LISTING:
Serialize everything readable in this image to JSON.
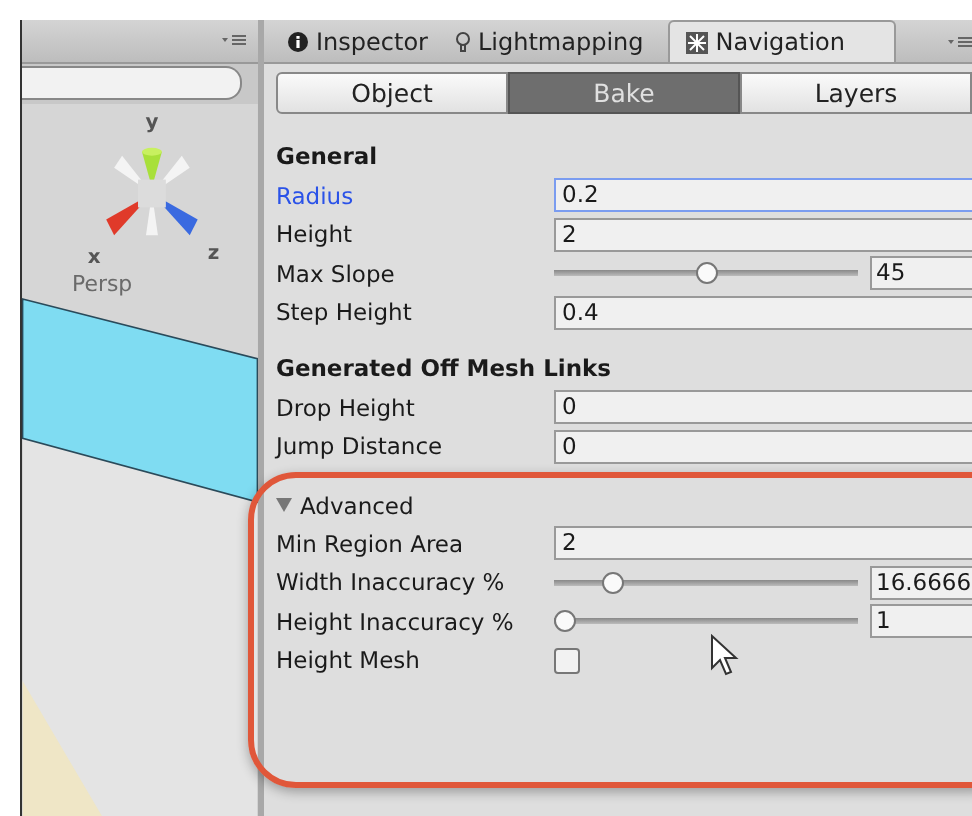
{
  "scene": {
    "axis_labels": [
      "y",
      "x",
      "z"
    ],
    "view_label": "Persp"
  },
  "tabs": [
    {
      "label": "Inspector",
      "selected": false
    },
    {
      "label": "Lightmapping",
      "selected": false
    },
    {
      "label": "Navigation",
      "selected": true
    }
  ],
  "modes": [
    {
      "label": "Object",
      "selected": false
    },
    {
      "label": "Bake",
      "selected": true
    },
    {
      "label": "Layers",
      "selected": false
    }
  ],
  "sections": [
    {
      "kind": "header",
      "title": "General",
      "rows": [
        {
          "kind": "field",
          "label": "Radius",
          "value": "0.2",
          "focused": true
        },
        {
          "kind": "field",
          "label": "Height",
          "value": "2",
          "focused": false
        },
        {
          "kind": "slider",
          "label": "Max Slope",
          "level": 0.5,
          "value": "45",
          "focused": false
        },
        {
          "kind": "field",
          "label": "Step Height",
          "value": "0.4",
          "focused": false
        }
      ]
    },
    {
      "kind": "header",
      "title": "Generated Off Mesh Links",
      "rows": [
        {
          "kind": "field",
          "label": "Drop Height",
          "value": "0",
          "focused": false
        },
        {
          "kind": "field",
          "label": "Jump Distance",
          "value": "0",
          "focused": false
        }
      ]
    },
    {
      "kind": "foldout",
      "title": "Advanced",
      "expanded": true,
      "rows": [
        {
          "kind": "field",
          "label": "Min Region Area",
          "value": "2",
          "focused": false
        },
        {
          "kind": "slider",
          "label": "Width Inaccuracy %",
          "level": 0.17,
          "value": "16.6666",
          "focused": false
        },
        {
          "kind": "slider",
          "label": "Height Inaccuracy %",
          "level": 0,
          "value": "1",
          "focused": false
        },
        {
          "kind": "checkbox",
          "label": "Height Mesh",
          "checked": false,
          "focused": false
        }
      ]
    }
  ]
}
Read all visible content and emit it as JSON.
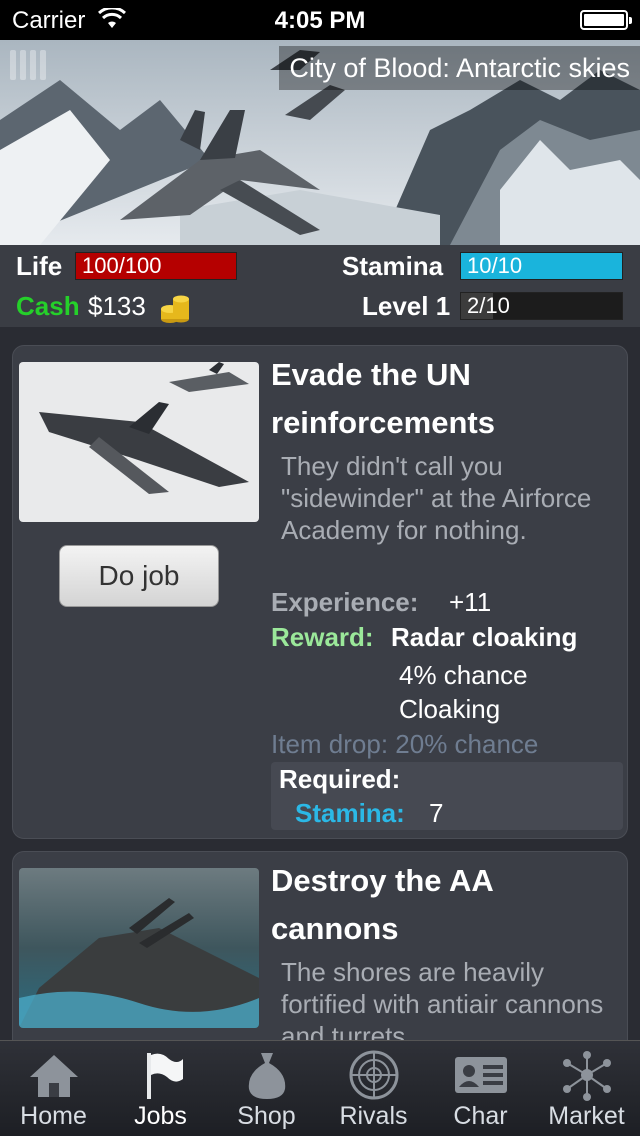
{
  "status_bar": {
    "carrier": "Carrier",
    "time": "4:05 PM"
  },
  "banner": {
    "title": "City of Blood: Antarctic skies"
  },
  "stats": {
    "life_label": "Life",
    "life_value": "100/100",
    "life_fraction": 1.0,
    "stamina_label": "Stamina",
    "stamina_value": "10/10",
    "stamina_fraction": 1.0,
    "cash_label": "Cash",
    "cash_value": "$133",
    "level_label": "Level 1",
    "level_value": "2/10",
    "level_fraction": 0.2
  },
  "jobs": [
    {
      "title": "Evade the UN reinforcements",
      "description": "They didn't call you \"sidewinder\" at the Airforce Academy for nothing.",
      "button": "Do job",
      "experience_label": "Experience:",
      "experience_value": "+11",
      "reward_label": "Reward:",
      "reward_value": "Radar cloaking",
      "reward_chance": "4% chance",
      "reward_type": "Cloaking",
      "item_drop": "Item drop: 20% chance",
      "required_label": "Required:",
      "required_stat_label": "Stamina:",
      "required_stat_value": "7"
    },
    {
      "title": "Destroy the AA cannons",
      "description": "The shores are heavily fortified with antiair cannons and turrets."
    }
  ],
  "tabs": [
    {
      "label": "Home",
      "icon": "home-icon"
    },
    {
      "label": "Jobs",
      "icon": "flag-icon"
    },
    {
      "label": "Shop",
      "icon": "money-bag-icon"
    },
    {
      "label": "Rivals",
      "icon": "radar-icon"
    },
    {
      "label": "Char",
      "icon": "id-card-icon"
    },
    {
      "label": "Market",
      "icon": "network-icon"
    }
  ],
  "colors": {
    "life_bar": "#b50000",
    "stamina_bar": "#1ab4dc",
    "level_bar": "#3c3c3c",
    "cash_label": "#25d02a",
    "reward_label": "#9be89a",
    "stamina_label": "#2bb8e6",
    "item_drop": "#6f7d91"
  }
}
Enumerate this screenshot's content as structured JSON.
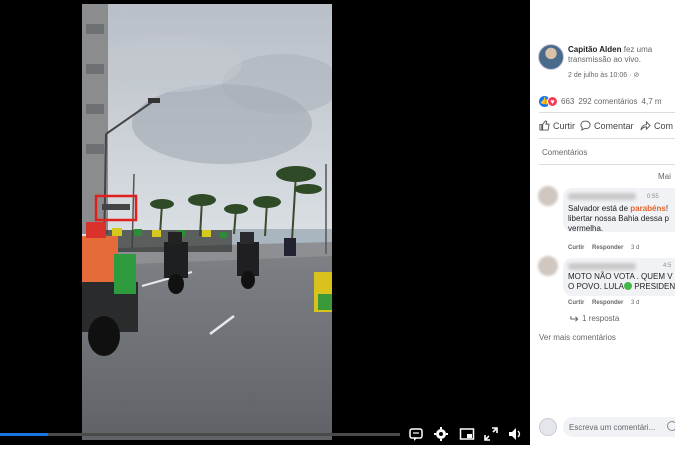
{
  "video": {
    "progress": 0.12,
    "controls": [
      "captions-icon",
      "settings-icon",
      "pip-icon",
      "fullscreen-icon",
      "volume-icon"
    ]
  },
  "post": {
    "author": "Capitão Alden",
    "action_text": "fez uma transmissão ao vivo.",
    "date": "2 de julho às 10:06 · ⊘",
    "reaction_count": "663",
    "comment_count": "292 comentários",
    "view_count": "4,7 m",
    "actions": {
      "like": "Curtir",
      "comment": "Comentar",
      "share": "Com"
    }
  },
  "comments_panel": {
    "section_label": "Comentários",
    "sort_label": "Mai",
    "comments": [
      {
        "time": "0:55",
        "line1_prefix": "Salvador está de ",
        "line1_highlight": "parabéns",
        "line1_suffix": "!",
        "line2": "libertar nossa Bahia dessa p",
        "line3": "vermelha.",
        "like": "Curtir",
        "reply": "Responder",
        "age": "3 d"
      },
      {
        "time": "4:5",
        "line1": "MOTO NÃO VOTA . QUEM V",
        "line2_prefix": "O POVO. LULA",
        "line2_suffix": " PRESIDEN",
        "like": "Curtir",
        "reply": "Responder",
        "age": "3 d"
      }
    ],
    "replies_label": "1 resposta",
    "more_comments": "Ver mais comentários",
    "composer_placeholder": "Escreva um comentári..."
  },
  "colors": {
    "accent": "#1877f2",
    "highlight": "#e4632c",
    "annotation_box": "#e0201c"
  }
}
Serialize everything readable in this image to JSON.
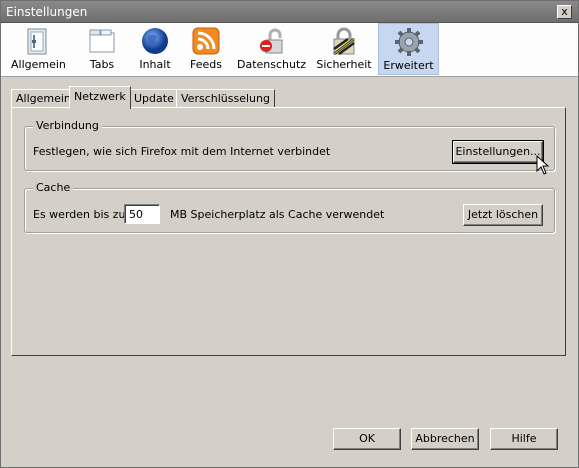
{
  "window": {
    "title": "Einstellungen",
    "close_glyph": "x"
  },
  "toolbar": {
    "panes": [
      {
        "label": "Allgemein",
        "icon": "general-icon"
      },
      {
        "label": "Tabs",
        "icon": "tabs-icon"
      },
      {
        "label": "Inhalt",
        "icon": "globe-icon"
      },
      {
        "label": "Feeds",
        "icon": "rss-icon"
      },
      {
        "label": "Datenschutz",
        "icon": "padlock-icon"
      },
      {
        "label": "Sicherheit",
        "icon": "lock-icon"
      },
      {
        "label": "Erweitert",
        "icon": "gear-icon",
        "active": true
      }
    ]
  },
  "tabs": [
    {
      "label": "Allgemein"
    },
    {
      "label": "Netzwerk",
      "active": true
    },
    {
      "label": "Update"
    },
    {
      "label": "Verschlüsselung"
    }
  ],
  "connection": {
    "legend": "Verbindung",
    "description": "Festlegen, wie sich Firefox mit dem Internet verbindet",
    "settings_button": "Einstellungen..."
  },
  "cache": {
    "legend": "Cache",
    "label_before": "Es werden bis zu",
    "value": "50",
    "label_after": "MB Speicherplatz als Cache verwendet",
    "clear_button": "Jetzt löschen"
  },
  "footer": {
    "ok": "OK",
    "cancel": "Abbrechen",
    "help": "Hilfe"
  },
  "colors": {
    "active_pane": "#c6d7ef",
    "titlebar": "#7a7a7a"
  }
}
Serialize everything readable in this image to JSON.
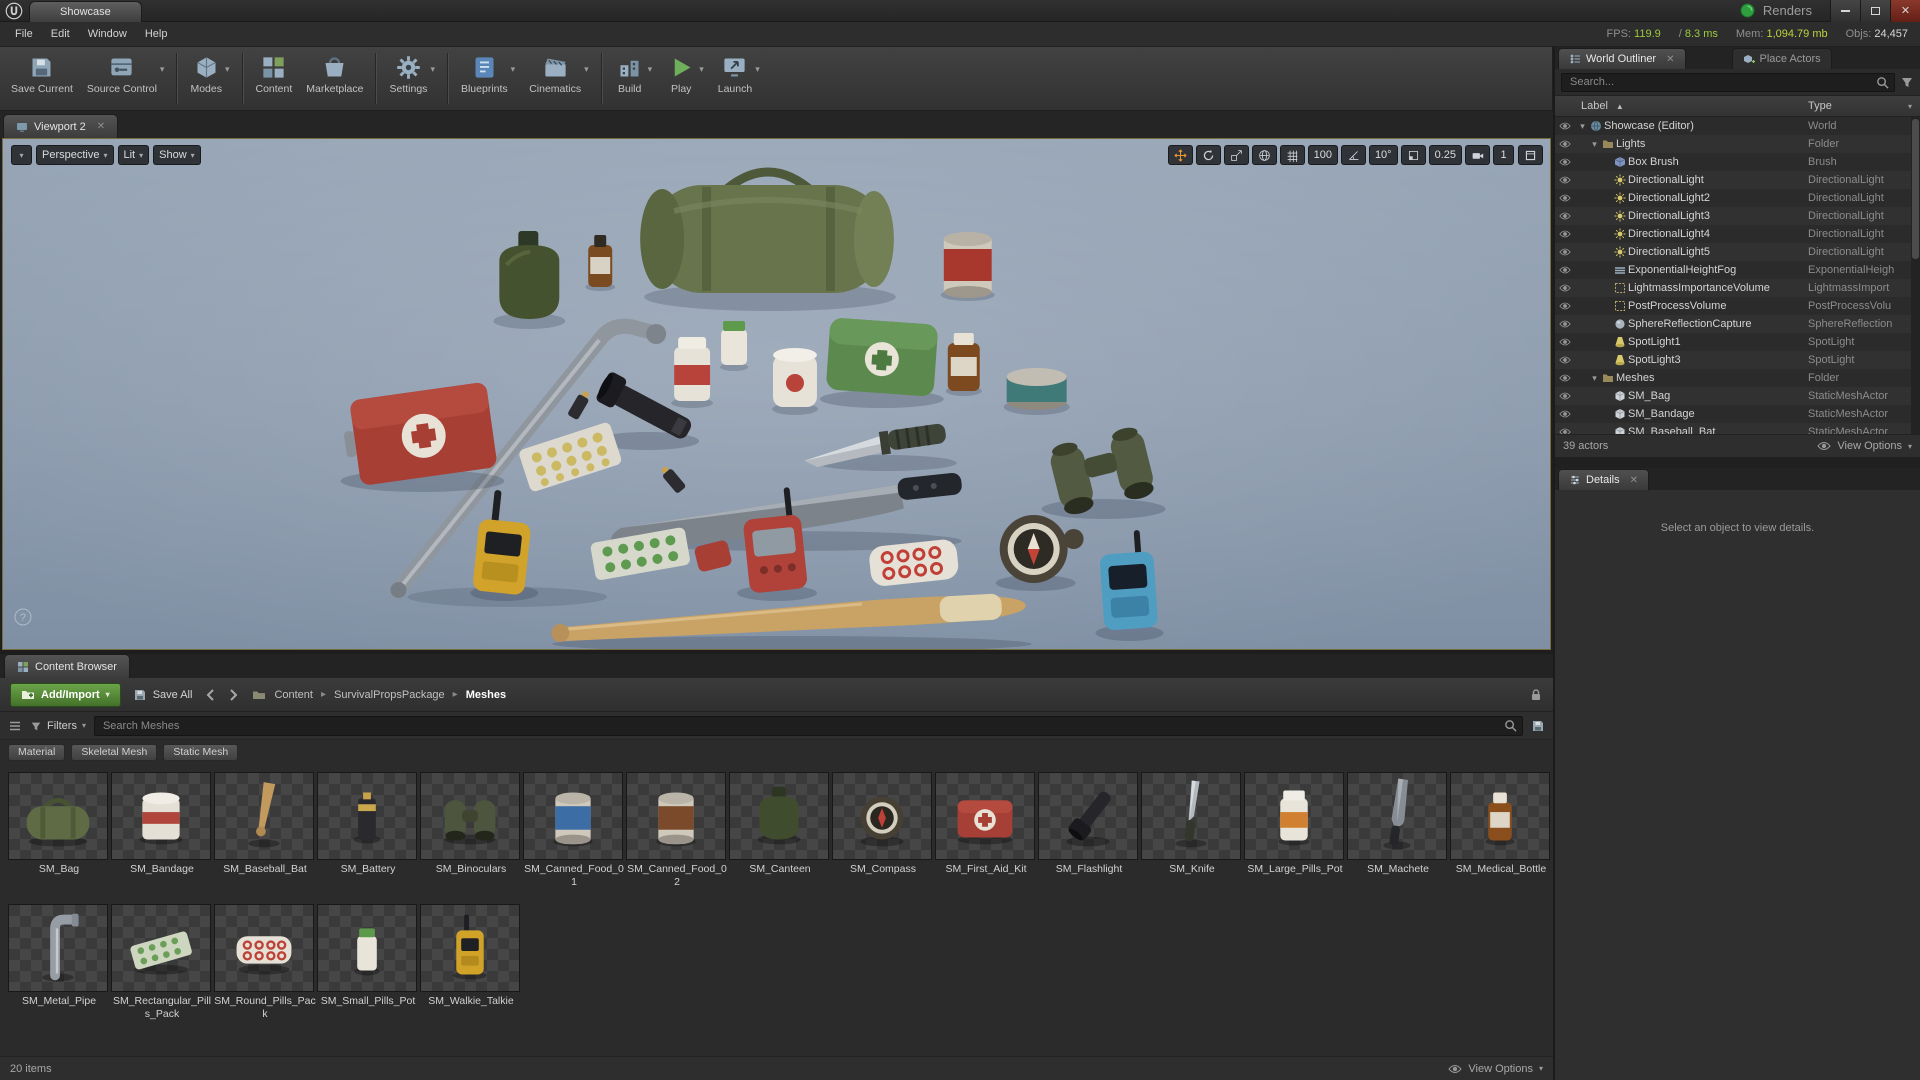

TASK OBJECTIVE:
Print every entry above again without changing a word, and omit the pictures.

PROBLEM SOLUTION:
Serialize everything readable in this image to JSON.
{
  "scene": {
    "axis_labels": [
      "y",
      "x",
      "z"
    ],
    "view_label": "Persp"
  },
  "tabs": [
    {
      "label": "Inspector",
      "selected": false
    },
    {
      "label": "Lightmapping",
      "selected": false
    },
    {
      "label": "Navigation",
      "selected": true
    }
  ],
  "modes": [
    {
      "label": "Object",
      "selected": false
    },
    {
      "label": "Bake",
      "selected": true
    },
    {
      "label": "Layers",
      "selected": false
    }
  ],
  "sections": [
    {
      "kind": "header",
      "title": "General",
      "rows": [
        {
          "kind": "field",
          "label": "Radius",
          "value": "0.2",
          "focused": true
        },
        {
          "kind": "field",
          "label": "Height",
          "value": "2",
          "focused": false
        },
        {
          "kind": "slider",
          "label": "Max Slope",
          "level": 0.5,
          "value": "45",
          "focused": false
        },
        {
          "kind": "field",
          "label": "Step Height",
          "value": "0.4",
          "focused": false
        }
      ]
    },
    {
      "kind": "header",
      "title": "Generated Off Mesh Links",
      "rows": [
        {
          "kind": "field",
          "label": "Drop Height",
          "value": "0",
          "focused": false
        },
        {
          "kind": "field",
          "label": "Jump Distance",
          "value": "0",
          "focused": false
        }
      ]
    },
    {
      "kind": "foldout",
      "title": "Advanced",
      "expanded": true,
      "rows": [
        {
          "kind": "field",
          "label": "Min Region Area",
          "value": "2",
          "focused": false
        },
        {
          "kind": "slider",
          "label": "Width Inaccuracy %",
          "level": 0.17,
          "value": "16.6666",
          "focused": false
        },
        {
          "kind": "slider",
          "label": "Height Inaccuracy %",
          "level": 0,
          "value": "1",
          "focused": false
        },
        {
          "kind": "checkbox",
          "label": "Height Mesh",
          "checked": false,
          "focused": false
        }
      ]
    }
  ]
}
Read all visible content and emit it as JSON.
{
  "status_bar": {
    "carrier": "Carrier",
    "time": "4:05 PM"
  },
  "banner": {
    "title": "City of Blood: Antarctic skies"
  },
  "stats": {
    "life_label": "Life",
    "life_value": "100/100",
    "life_fraction": 1.0,
    "stamina_label": "Stamina",
    "stamina_value": "10/10",
    "stamina_fraction": 1.0,
    "cash_label": "Cash",
    "cash_value": "$133",
    "level_label": "Level 1",
    "level_value": "2/10",
    "level_fraction": 0.2
  },
  "jobs": [
    {
      "title": "Evade the UN reinforcements",
      "description": "They didn't call you \"sidewinder\" at the Airforce Academy for nothing.",
      "button": "Do job",
      "experience_label": "Experience:",
      "experience_value": "+11",
      "reward_label": "Reward:",
      "reward_value": "Radar cloaking",
      "reward_chance": "4% chance",
      "reward_type": "Cloaking",
      "item_drop": "Item drop: 20% chance",
      "required_label": "Required:",
      "required_stat_label": "Stamina:",
      "required_stat_value": "7"
    },
    {
      "title": "Destroy the AA cannons",
      "description": "The shores are heavily fortified with antiair cannons and turrets."
    }
  ],
  "tabs": [
    {
      "label": "Home",
      "icon": "home-icon"
    },
    {
      "label": "Jobs",
      "icon": "flag-icon"
    },
    {
      "label": "Shop",
      "icon": "money-bag-icon"
    },
    {
      "label": "Rivals",
      "icon": "radar-icon"
    },
    {
      "label": "Char",
      "icon": "id-card-icon"
    },
    {
      "label": "Market",
      "icon": "network-icon"
    }
  ],
  "colors": {
    "life_bar": "#b50000",
    "stamina_bar": "#1ab4dc",
    "level_bar": "#3c3c3c",
    "cash_label": "#25d02a",
    "reward_label": "#9be89a",
    "stamina_label": "#2bb8e6",
    "item_drop": "#6f7d91"
  }
}
Enumerate this screenshot's content as structured JSON.
{
  "video": {
    "progress": 0.12,
    "controls": [
      "captions-icon",
      "settings-icon",
      "pip-icon",
      "fullscreen-icon",
      "volume-icon"
    ]
  },
  "post": {
    "author": "Capitão Alden",
    "action_text": "fez uma transmissão ao vivo.",
    "date": "2 de julho às 10:06 · ⊘",
    "reaction_count": "663",
    "comment_count": "292 comentários",
    "view_count": "4,7 m",
    "actions": {
      "like": "Curtir",
      "comment": "Comentar",
      "share": "Com"
    }
  },
  "comments_panel": {
    "section_label": "Comentários",
    "sort_label": "Mai",
    "comments": [
      {
        "time": "0:55",
        "line1_prefix": "Salvador está de ",
        "line1_highlight": "parabéns",
        "line1_suffix": "!",
        "line2": "libertar nossa Bahia dessa p",
        "line3": "vermelha.",
        "like": "Curtir",
        "reply": "Responder",
        "age": "3 d"
      },
      {
        "time": "4:5",
        "line1": "MOTO NÃO VOTA . QUEM V",
        "line2_prefix": "O POVO. LULA",
        "line2_suffix": " PRESIDEN",
        "like": "Curtir",
        "reply": "Responder",
        "age": "3 d"
      }
    ],
    "replies_label": "1 resposta",
    "more_comments": "Ver mais comentários",
    "composer_placeholder": "Escreva um comentári..."
  },
  "colors": {
    "accent": "#1877f2",
    "highlight": "#e4632c",
    "annotation_box": "#e0201c"
  }
}
Serialize everything readable in this image to JSON.
{
  "window": {
    "title": "Einstellungen",
    "close_glyph": "x"
  },
  "toolbar": {
    "panes": [
      {
        "label": "Allgemein",
        "icon": "general-icon"
      },
      {
        "label": "Tabs",
        "icon": "tabs-icon"
      },
      {
        "label": "Inhalt",
        "icon": "globe-icon"
      },
      {
        "label": "Feeds",
        "icon": "rss-icon"
      },
      {
        "label": "Datenschutz",
        "icon": "padlock-icon"
      },
      {
        "label": "Sicherheit",
        "icon": "lock-icon"
      },
      {
        "label": "Erweitert",
        "icon": "gear-icon",
        "active": true
      }
    ]
  },
  "tabs": [
    {
      "label": "Allgemein"
    },
    {
      "label": "Netzwerk",
      "active": true
    },
    {
      "label": "Update"
    },
    {
      "label": "Verschlüsselung"
    }
  ],
  "connection": {
    "legend": "Verbindung",
    "description": "Festlegen, wie sich Firefox mit dem Internet verbindet",
    "settings_button": "Einstellungen..."
  },
  "cache": {
    "legend": "Cache",
    "label_before": "Es werden bis zu",
    "value": "50",
    "label_after": "MB Speicherplatz als Cache verwendet",
    "clear_button": "Jetzt löschen"
  },
  "footer": {
    "ok": "OK",
    "cancel": "Abbrechen",
    "help": "Hilfe"
  },
  "colors": {
    "active_pane": "#c6d7ef",
    "titlebar": "#7a7a7a"
  }
}
Serialize everything readable in this image to JSON.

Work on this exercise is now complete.